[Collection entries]

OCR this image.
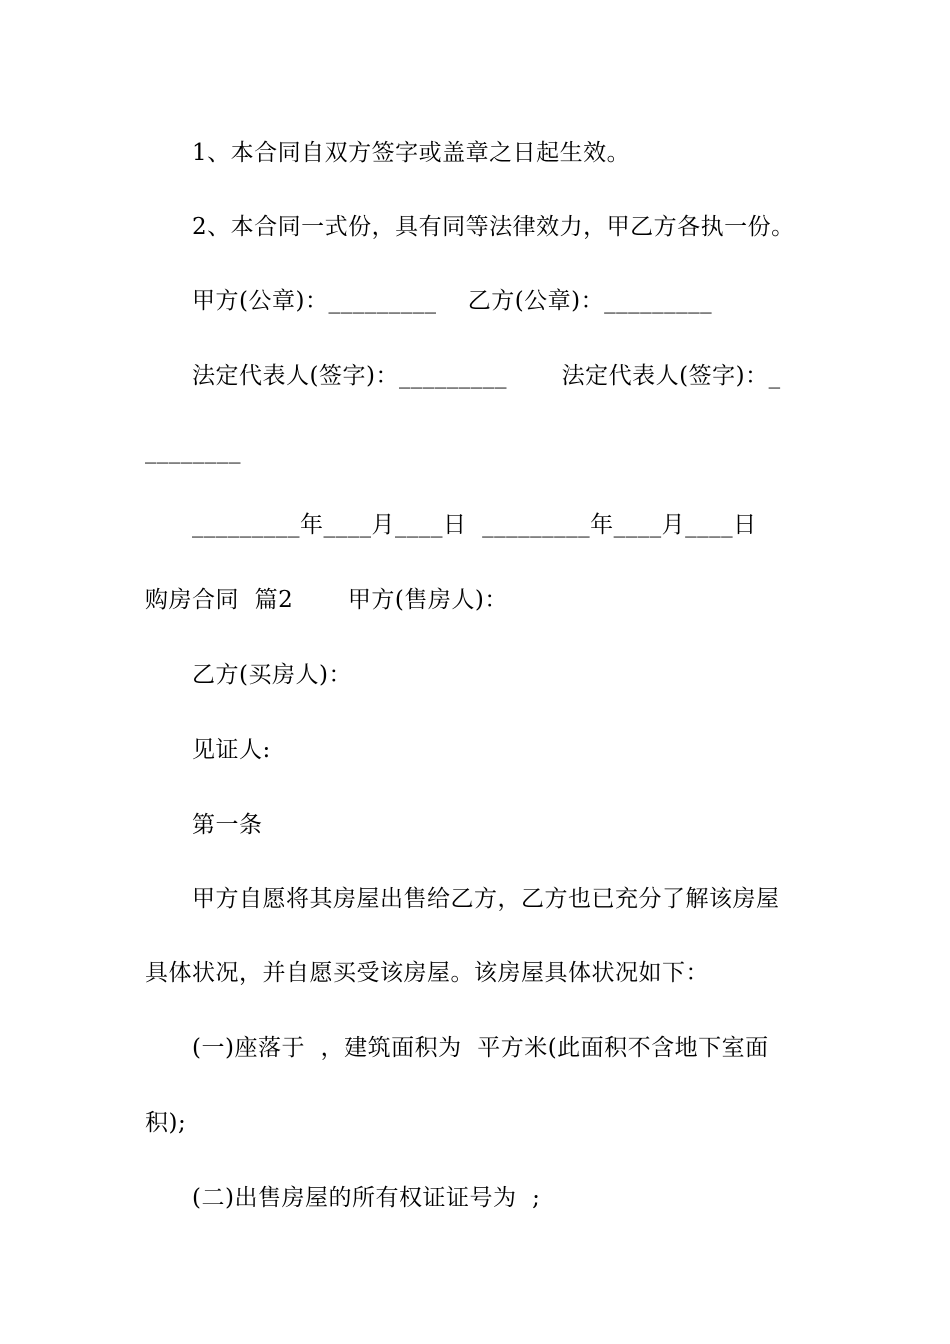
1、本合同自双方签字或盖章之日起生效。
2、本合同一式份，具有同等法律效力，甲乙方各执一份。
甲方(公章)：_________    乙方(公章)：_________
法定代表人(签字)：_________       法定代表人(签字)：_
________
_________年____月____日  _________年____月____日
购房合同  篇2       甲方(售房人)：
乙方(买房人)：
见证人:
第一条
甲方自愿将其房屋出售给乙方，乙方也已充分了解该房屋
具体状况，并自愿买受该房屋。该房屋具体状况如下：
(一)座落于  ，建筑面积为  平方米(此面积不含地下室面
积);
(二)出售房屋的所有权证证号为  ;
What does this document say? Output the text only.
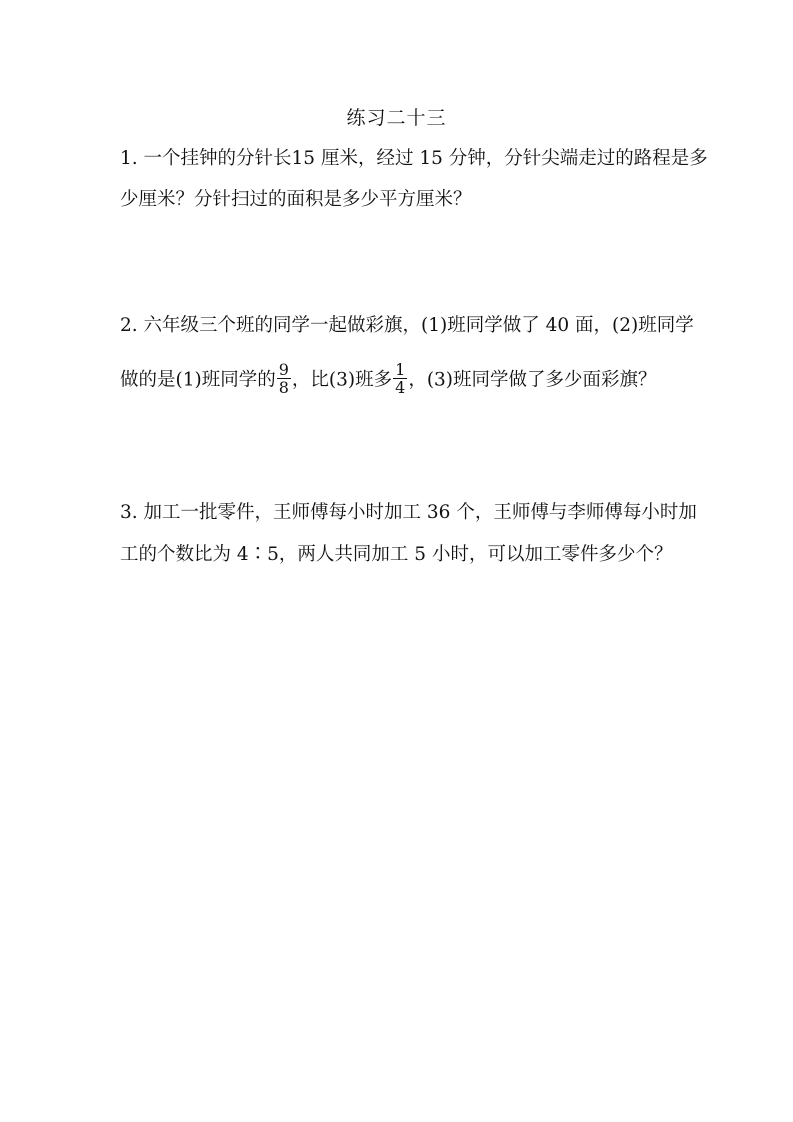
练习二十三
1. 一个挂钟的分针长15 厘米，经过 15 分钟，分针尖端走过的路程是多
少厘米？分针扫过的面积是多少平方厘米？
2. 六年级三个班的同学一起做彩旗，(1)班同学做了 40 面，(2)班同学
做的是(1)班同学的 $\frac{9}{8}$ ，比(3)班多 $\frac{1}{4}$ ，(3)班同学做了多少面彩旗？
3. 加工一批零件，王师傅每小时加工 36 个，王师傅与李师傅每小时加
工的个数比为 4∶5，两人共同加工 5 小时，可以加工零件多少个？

---

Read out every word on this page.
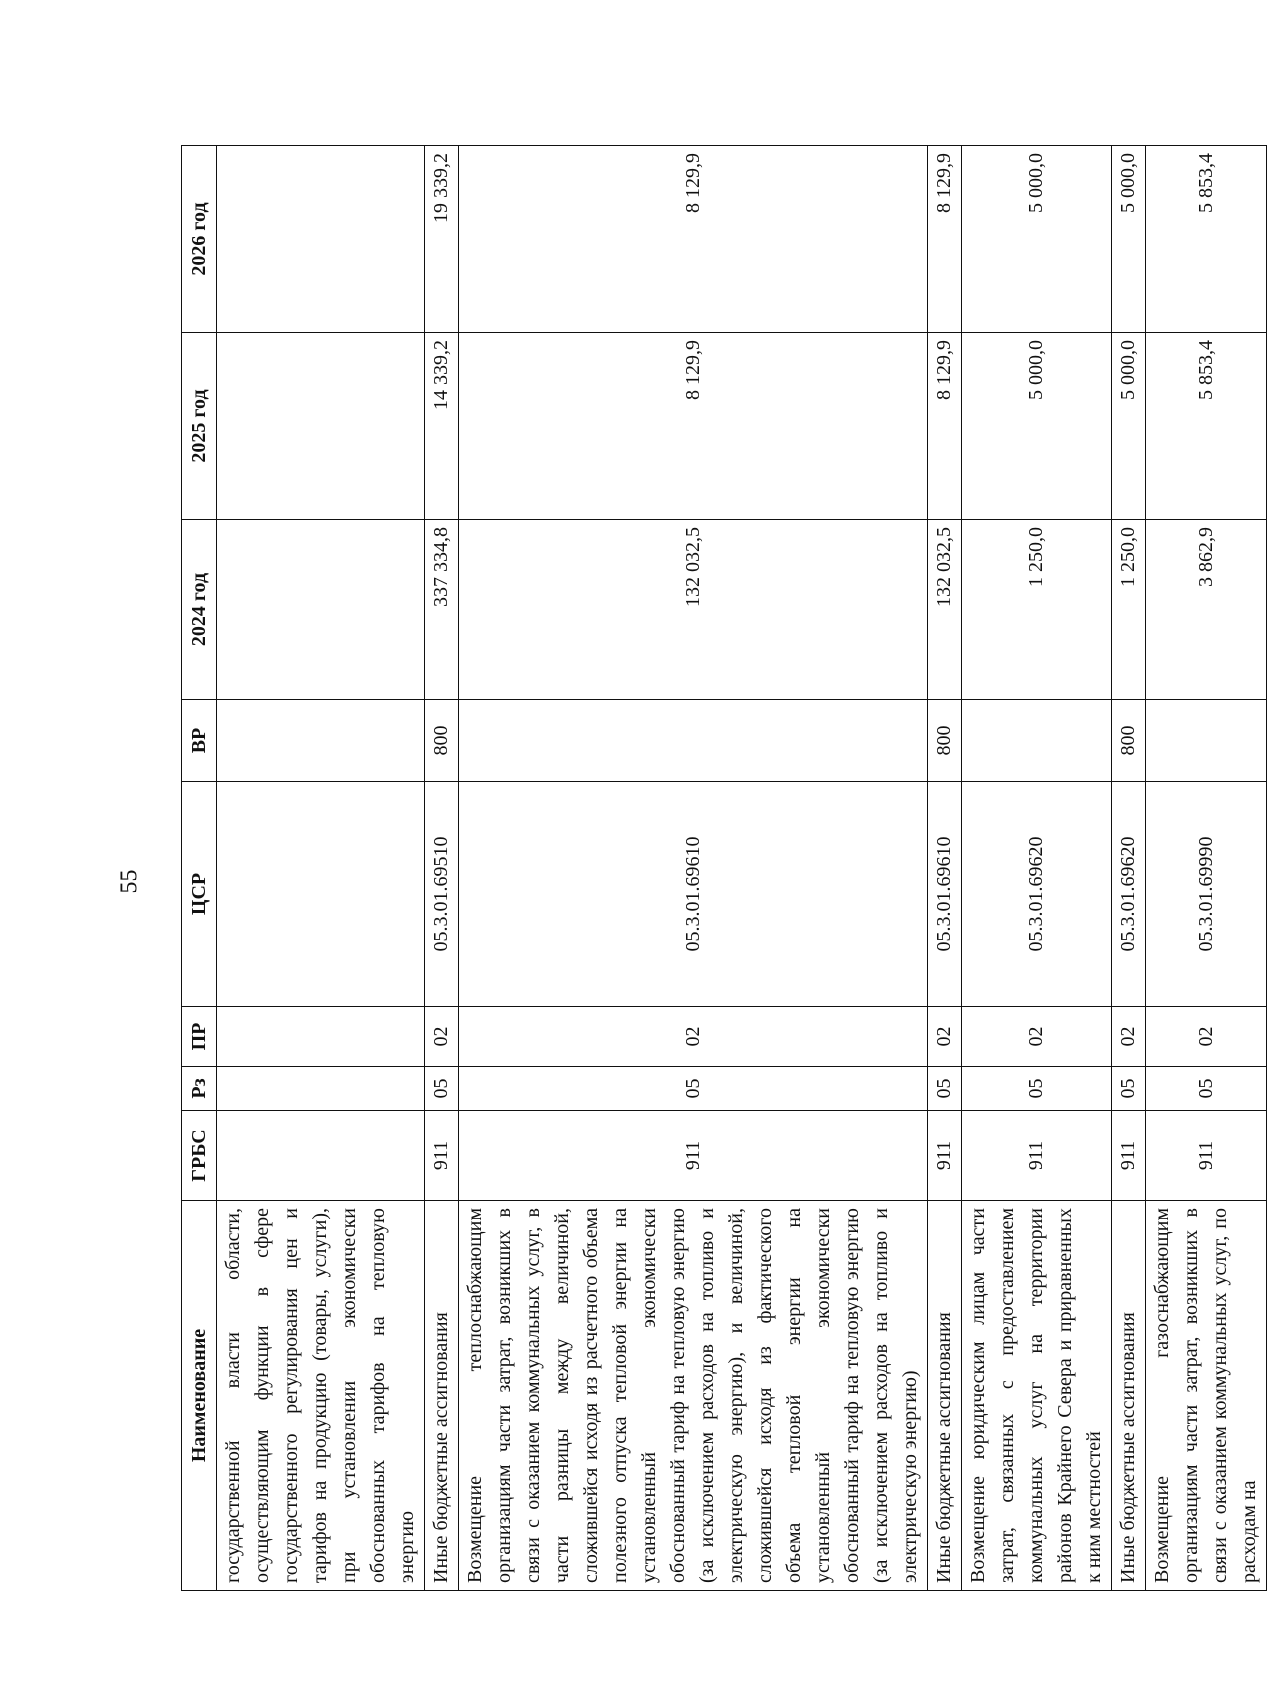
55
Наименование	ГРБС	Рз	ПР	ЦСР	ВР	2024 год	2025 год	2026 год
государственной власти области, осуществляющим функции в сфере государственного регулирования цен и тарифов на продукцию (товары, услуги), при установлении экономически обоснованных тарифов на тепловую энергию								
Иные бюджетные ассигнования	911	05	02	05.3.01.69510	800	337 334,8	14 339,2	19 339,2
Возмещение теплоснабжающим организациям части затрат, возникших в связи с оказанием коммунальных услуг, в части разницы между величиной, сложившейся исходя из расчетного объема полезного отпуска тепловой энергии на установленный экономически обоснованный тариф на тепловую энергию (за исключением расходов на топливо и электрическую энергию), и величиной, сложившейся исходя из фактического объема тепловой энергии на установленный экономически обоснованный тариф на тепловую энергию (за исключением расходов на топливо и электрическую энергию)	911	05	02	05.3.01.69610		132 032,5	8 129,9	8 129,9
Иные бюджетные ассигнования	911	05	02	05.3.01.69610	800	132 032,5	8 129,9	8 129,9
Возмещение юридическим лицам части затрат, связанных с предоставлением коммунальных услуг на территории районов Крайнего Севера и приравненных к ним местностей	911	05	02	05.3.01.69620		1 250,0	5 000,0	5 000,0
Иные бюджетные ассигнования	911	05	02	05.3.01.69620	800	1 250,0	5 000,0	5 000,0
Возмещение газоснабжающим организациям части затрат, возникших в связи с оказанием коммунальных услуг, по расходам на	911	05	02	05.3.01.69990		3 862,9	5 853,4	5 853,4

* Task instructions: Read the data above and pull out each line that holds the string "возникших".

* Answer to the task:
Возмещение теплоснабжающим организациям части затрат, возникших в связи с оказанием коммунальных услуг, в части разницы между величиной, сложившейся исходя из расчетного объема полезного отпуска тепловой энергии на установленный экономически обоснованный тариф на тепловую энергию (за исключением расходов на топливо и электрическую энергию), и величиной, сложившейся исходя из фактического объема тепловой энергии на установленный экономически обоснованный тариф на тепловую энергию (за исключением расходов на топливо и электрическую энергию)	911	05	02	05.3.01.69610		132 032,5	8 129,9	8 129,9
Возмещение газоснабжающим организациям части затрат, возникших в связи с оказанием коммунальных услуг, по расходам на	911	05	02	05.3.01.69990		3 862,9	5 853,4	5 853,4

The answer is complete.